WHAT TO PRODUCE
Set down each entry from the block beneath, exactly as written.

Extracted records
☆ ☆ ☆ ☆ ☆

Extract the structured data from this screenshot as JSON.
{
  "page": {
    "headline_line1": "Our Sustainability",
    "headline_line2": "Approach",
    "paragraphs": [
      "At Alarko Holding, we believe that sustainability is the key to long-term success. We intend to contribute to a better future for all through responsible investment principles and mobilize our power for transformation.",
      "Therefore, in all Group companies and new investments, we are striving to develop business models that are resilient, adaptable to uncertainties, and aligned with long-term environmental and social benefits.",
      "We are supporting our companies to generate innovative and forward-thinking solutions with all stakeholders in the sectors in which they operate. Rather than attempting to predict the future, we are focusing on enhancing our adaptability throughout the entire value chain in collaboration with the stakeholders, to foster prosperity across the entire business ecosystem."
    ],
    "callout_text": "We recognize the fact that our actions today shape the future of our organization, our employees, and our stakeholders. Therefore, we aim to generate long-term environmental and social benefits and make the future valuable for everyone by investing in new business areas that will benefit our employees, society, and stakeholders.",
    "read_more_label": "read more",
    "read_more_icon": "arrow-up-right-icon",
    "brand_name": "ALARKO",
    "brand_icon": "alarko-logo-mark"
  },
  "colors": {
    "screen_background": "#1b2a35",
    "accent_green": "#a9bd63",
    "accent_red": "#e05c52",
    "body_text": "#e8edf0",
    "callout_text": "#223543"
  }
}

☆ ☆ ☆ ☆ ☆

COMPLETE RESPONSE
Extract the structured data from this screenshot as JSON.
{
  "page": {
    "headline_line1": "Our Sustainability",
    "headline_line2": "Approach",
    "paragraphs": [
      "At Alarko Holding, we believe that sustainability is the key to long-term success. We intend to contribute to a better future for all through responsible investment principles and mobilize our power for transformation.",
      "Therefore, in all Group companies and new investments, we are striving to develop business models that are resilient, adaptable to uncertainties, and aligned with long-term environmental and social benefits.",
      "We are supporting our companies to generate innovative and forward-thinking solutions with all stakeholders in the sectors in which they operate. Rather than attempting to predict the future, we are focusing on enhancing our adaptability throughout the entire value chain in collaboration with the stakeholders, to foster prosperity across the entire business ecosystem."
    ],
    "callout_text": "We recognize the fact that our actions today shape the future of our organization, our employees, and our stakeholders. Therefore, we aim to generate long-term environmental and social benefits and make the future valuable for everyone by investing in new business areas that will benefit our employees, society, and stakeholders.",
    "read_more_label": "read more",
    "read_more_icon": "arrow-up-right-icon",
    "brand_name": "ALARKO",
    "brand_icon": "alarko-logo-mark"
  },
  "colors": {
    "screen_background": "#1b2a35",
    "accent_green": "#a9bd63",
    "accent_red": "#e05c52",
    "body_text": "#e8edf0",
    "callout_text": "#223543"
  }
}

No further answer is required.